GIVEN INSTRUCTION: Look for "подвергаемых" in the listing below. Gather each line that contains it.

DATA EXTRACT:
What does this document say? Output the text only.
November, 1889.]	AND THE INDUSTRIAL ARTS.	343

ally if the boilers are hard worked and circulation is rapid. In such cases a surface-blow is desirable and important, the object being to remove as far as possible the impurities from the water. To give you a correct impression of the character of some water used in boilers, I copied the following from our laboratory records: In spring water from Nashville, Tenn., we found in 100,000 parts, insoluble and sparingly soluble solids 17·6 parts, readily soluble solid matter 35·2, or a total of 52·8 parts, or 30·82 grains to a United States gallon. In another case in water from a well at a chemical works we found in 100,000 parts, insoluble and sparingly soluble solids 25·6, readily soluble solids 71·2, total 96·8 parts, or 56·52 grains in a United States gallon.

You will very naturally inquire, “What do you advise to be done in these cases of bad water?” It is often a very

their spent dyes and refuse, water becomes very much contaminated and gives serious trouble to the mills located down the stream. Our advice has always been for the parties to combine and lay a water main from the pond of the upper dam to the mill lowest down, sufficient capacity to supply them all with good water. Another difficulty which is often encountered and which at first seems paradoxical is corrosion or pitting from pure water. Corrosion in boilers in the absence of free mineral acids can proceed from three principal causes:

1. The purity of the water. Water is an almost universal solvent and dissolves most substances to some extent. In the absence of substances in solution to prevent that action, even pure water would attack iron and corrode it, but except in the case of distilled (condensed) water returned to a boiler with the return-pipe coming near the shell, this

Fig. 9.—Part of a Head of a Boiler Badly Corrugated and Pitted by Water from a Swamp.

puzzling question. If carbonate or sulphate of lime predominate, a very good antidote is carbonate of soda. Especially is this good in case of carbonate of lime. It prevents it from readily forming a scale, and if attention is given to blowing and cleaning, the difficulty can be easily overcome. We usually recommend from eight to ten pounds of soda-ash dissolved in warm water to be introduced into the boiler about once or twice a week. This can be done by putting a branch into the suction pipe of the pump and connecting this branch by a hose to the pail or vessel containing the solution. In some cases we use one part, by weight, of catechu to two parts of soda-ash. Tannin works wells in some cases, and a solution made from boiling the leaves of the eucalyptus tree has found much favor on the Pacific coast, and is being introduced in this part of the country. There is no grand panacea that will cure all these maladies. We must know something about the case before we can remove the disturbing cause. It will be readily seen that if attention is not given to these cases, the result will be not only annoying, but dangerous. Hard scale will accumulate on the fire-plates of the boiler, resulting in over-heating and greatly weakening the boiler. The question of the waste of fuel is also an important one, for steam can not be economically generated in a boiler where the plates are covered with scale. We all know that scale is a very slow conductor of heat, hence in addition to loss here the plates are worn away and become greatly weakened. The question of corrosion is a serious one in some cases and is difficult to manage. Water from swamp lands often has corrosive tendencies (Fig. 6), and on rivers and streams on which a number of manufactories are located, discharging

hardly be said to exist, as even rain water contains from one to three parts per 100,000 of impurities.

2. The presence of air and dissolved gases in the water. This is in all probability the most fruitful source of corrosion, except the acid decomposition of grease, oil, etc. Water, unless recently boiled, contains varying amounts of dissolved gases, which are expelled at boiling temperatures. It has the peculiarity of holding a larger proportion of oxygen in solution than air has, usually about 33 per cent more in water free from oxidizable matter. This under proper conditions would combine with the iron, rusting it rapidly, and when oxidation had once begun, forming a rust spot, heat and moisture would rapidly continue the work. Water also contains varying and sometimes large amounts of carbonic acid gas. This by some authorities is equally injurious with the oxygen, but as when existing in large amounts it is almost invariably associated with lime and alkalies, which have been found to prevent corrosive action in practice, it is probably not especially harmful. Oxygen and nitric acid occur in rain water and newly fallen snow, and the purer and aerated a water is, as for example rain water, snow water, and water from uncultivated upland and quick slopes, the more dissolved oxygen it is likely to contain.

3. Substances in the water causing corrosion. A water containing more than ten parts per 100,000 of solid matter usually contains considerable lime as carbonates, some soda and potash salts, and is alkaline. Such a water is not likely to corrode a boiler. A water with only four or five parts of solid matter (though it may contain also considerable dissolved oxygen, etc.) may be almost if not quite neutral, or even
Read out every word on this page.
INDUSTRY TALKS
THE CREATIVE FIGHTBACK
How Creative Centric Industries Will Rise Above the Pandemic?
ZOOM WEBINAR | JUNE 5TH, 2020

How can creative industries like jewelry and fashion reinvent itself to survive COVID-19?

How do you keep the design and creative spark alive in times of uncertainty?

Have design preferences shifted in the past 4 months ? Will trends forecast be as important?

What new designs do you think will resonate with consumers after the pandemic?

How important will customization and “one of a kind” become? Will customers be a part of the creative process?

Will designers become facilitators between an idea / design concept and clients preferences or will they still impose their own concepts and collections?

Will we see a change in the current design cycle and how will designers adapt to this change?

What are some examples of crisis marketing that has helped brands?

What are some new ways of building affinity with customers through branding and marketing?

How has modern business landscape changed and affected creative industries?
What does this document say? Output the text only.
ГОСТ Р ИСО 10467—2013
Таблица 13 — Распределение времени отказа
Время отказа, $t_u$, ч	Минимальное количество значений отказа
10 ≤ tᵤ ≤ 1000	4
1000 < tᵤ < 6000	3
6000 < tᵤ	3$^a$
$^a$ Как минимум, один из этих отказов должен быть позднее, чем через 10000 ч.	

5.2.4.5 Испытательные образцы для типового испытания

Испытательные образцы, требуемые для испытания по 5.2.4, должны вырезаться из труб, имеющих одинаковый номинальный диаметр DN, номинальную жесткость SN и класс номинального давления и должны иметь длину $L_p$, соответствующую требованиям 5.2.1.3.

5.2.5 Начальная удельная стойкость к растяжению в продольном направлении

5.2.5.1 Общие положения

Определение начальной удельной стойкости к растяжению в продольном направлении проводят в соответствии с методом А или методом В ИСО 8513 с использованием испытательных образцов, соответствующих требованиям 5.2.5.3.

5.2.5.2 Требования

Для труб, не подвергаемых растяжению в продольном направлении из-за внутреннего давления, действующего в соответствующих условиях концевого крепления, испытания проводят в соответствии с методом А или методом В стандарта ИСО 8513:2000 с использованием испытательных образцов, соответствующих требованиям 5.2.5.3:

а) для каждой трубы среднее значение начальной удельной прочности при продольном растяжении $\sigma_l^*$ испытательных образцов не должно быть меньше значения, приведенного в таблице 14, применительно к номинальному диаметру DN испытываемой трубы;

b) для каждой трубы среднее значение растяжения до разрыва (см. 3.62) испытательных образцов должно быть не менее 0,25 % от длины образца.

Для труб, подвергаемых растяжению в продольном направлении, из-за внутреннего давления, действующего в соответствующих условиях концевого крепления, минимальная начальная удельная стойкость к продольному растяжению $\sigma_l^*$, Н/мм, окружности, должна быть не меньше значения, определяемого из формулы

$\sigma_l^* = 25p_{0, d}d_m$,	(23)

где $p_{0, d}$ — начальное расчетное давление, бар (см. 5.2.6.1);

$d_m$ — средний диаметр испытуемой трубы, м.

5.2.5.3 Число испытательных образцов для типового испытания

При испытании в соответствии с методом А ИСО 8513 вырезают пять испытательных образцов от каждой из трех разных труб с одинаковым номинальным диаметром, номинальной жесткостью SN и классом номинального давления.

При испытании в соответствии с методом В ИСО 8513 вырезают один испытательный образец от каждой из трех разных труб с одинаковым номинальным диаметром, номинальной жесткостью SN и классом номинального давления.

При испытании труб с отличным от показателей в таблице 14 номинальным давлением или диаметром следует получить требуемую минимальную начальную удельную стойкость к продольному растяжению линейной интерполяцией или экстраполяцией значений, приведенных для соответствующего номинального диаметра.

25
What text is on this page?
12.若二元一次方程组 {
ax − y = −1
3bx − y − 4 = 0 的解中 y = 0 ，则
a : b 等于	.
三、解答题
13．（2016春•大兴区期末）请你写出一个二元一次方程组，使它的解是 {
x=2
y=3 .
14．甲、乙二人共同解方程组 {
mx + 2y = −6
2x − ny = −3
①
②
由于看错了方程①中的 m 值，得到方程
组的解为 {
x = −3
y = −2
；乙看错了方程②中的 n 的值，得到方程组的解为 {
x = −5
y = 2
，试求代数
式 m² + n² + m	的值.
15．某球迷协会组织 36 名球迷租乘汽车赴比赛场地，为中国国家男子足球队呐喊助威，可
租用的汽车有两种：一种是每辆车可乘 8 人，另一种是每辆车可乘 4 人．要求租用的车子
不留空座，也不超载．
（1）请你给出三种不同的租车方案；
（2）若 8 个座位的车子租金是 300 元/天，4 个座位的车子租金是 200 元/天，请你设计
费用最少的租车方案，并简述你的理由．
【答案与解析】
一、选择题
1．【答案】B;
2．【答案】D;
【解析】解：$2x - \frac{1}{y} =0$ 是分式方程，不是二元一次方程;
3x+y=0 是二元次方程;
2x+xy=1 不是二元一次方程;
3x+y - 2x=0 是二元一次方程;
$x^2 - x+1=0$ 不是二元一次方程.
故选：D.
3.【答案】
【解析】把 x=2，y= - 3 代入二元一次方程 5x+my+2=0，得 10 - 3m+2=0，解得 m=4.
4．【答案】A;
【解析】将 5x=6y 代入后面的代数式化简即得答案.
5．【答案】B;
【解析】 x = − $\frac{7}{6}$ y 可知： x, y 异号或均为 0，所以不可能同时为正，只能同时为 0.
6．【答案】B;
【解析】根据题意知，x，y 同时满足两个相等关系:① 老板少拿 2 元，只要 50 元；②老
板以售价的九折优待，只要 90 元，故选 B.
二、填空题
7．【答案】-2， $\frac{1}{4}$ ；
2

SOLVED EXERCISE:
Для труб, не подвергаемых растяжению в продольном направлении из-за внутреннего давления, действующего в соответствующих условиях концевого крепления, испытания проводят в соответствии с методом А или методом В стандарта ИСО 8513:2000 с использованием испытательных образцов, соответствующих требованиям 5.2.5.3:
Для труб, подвергаемых растяжению в продольном направлении, из-за внутреннего давления, действующего в соответствующих условиях концевого крепления, минимальная начальная удельная стойкость к продольному растяжению $\sigma_l^*$, Н/мм, окружности, должна быть не меньше значения, определяемого из формулы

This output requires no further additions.